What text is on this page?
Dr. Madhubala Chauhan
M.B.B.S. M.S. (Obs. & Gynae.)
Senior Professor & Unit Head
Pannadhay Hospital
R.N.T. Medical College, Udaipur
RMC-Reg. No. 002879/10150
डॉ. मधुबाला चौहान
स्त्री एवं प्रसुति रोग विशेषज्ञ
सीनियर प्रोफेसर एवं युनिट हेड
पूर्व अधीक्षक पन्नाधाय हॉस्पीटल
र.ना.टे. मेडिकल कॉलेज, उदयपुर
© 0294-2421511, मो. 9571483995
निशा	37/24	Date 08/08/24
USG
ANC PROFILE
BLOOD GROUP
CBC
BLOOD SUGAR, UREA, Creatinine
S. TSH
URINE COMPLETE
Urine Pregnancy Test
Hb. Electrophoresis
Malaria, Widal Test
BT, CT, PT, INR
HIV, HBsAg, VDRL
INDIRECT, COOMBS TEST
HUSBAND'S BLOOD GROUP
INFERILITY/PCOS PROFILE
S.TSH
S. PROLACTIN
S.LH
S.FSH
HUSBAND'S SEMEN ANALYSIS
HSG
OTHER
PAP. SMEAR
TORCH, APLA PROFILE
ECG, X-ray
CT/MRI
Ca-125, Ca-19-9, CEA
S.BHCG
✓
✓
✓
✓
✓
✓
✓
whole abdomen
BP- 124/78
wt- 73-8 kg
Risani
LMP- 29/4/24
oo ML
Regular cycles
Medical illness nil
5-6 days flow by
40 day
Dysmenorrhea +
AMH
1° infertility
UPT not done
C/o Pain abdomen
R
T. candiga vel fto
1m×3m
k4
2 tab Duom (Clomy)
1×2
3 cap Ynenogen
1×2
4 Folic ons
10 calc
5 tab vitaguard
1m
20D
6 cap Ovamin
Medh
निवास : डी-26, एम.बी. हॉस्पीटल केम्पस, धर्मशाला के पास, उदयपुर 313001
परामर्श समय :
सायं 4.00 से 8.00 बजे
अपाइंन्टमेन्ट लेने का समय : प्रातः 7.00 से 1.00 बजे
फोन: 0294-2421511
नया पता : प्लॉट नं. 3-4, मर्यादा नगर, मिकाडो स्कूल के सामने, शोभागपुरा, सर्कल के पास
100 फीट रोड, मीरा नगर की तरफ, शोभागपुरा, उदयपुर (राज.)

Short exercise: All of the data shown above must be copied exactly.

Written solution:
What text is on this page?
Dr. Madhubala Chauhan
M.B.B.S. M.S. (Obs. & Gynae.)
Senior Professor & Unit Head
Pannadhay Hospital
R.N.T. Medical College, Udaipur
RMC-Reg. No. 002879/10150
डॉ. मधुबाला चौहान
स्त्री एवं प्रसुति रोग विशेषज्ञ
सीनियर प्रोफेसर एवं युनिट हेड
पूर्व अधीक्षक पन्नाधाय हॉस्पीटल
र.ना.टे. मेडिकल कॉलेज, उदयपुर
© 0294-2421511, मो. 9571483995
निशा	37/24	Date 08/08/24
USG
ANC PROFILE
BLOOD GROUP
CBC
BLOOD SUGAR, UREA, Creatinine
S. TSH
URINE COMPLETE
Urine Pregnancy Test
Hb. Electrophoresis
Malaria, Widal Test
BT, CT, PT, INR
HIV, HBsAg, VDRL
INDIRECT, COOMBS TEST
HUSBAND'S BLOOD GROUP
INFERILITY/PCOS PROFILE
S.TSH
S. PROLACTIN
S.LH
S.FSH
HUSBAND'S SEMEN ANALYSIS
HSG
OTHER
PAP. SMEAR
TORCH, APLA PROFILE
ECG, X-ray
CT/MRI
Ca-125, Ca-19-9, CEA
S.BHCG
✓
✓
✓
✓
✓
✓
✓
whole abdomen
BP- 124/78
wt- 73-8 kg
Risani
LMP- 29/4/24
oo ML
Regular cycles
Medical illness nil
5-6 days flow by
40 day
Dysmenorrhea +
AMH
1° infertility
UPT not done
C/o Pain abdomen
R
T. candiga vel fto
1m×3m
k4
2 tab Duom (Clomy)
1×2
3 cap Ynenogen
1×2
4 Folic ons
10 calc
5 tab vitaguard
1m
20D
6 cap Ovamin
Medh
निवास : डी-26, एम.बी. हॉस्पीटल केम्पस, धर्मशाला के पास, उदयपुर 313001
परामर्श समय :
सायं 4.00 से 8.00 बजे
अपाइंन्टमेन्ट लेने का समय : प्रातः 7.00 से 1.00 बजे
फोन: 0294-2421511
नया पता : प्लॉट नं. 3-4, मर्यादा नगर, मिकाडो स्कूल के सामने, शोभागपुरा, सर्कल के पास
100 फीट रोड, मीरा नगर की तरफ, शोभागपुरा, उदयपुर (राज.)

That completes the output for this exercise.